▶ **The exercise**
Every line that holds "color" should be shown.

···

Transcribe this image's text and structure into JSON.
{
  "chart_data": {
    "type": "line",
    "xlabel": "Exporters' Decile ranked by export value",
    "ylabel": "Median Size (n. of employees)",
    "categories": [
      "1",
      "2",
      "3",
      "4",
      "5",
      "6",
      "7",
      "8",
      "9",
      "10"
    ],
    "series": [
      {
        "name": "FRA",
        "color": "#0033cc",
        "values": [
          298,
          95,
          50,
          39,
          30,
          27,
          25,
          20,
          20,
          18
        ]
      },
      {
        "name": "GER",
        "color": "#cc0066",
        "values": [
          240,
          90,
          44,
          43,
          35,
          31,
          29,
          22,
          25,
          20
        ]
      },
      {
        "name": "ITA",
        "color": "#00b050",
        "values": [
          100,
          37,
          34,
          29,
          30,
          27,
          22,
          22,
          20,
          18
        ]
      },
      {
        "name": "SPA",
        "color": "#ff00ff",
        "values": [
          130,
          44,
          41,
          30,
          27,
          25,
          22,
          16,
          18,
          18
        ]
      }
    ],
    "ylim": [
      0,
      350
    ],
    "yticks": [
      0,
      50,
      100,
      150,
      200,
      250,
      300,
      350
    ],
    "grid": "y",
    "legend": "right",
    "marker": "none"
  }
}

···

▶ **Written response**
        "color": "#0033cc",
        "color": "#cc0066",
        "color": "#00b050",
        "color": "#ff00ff",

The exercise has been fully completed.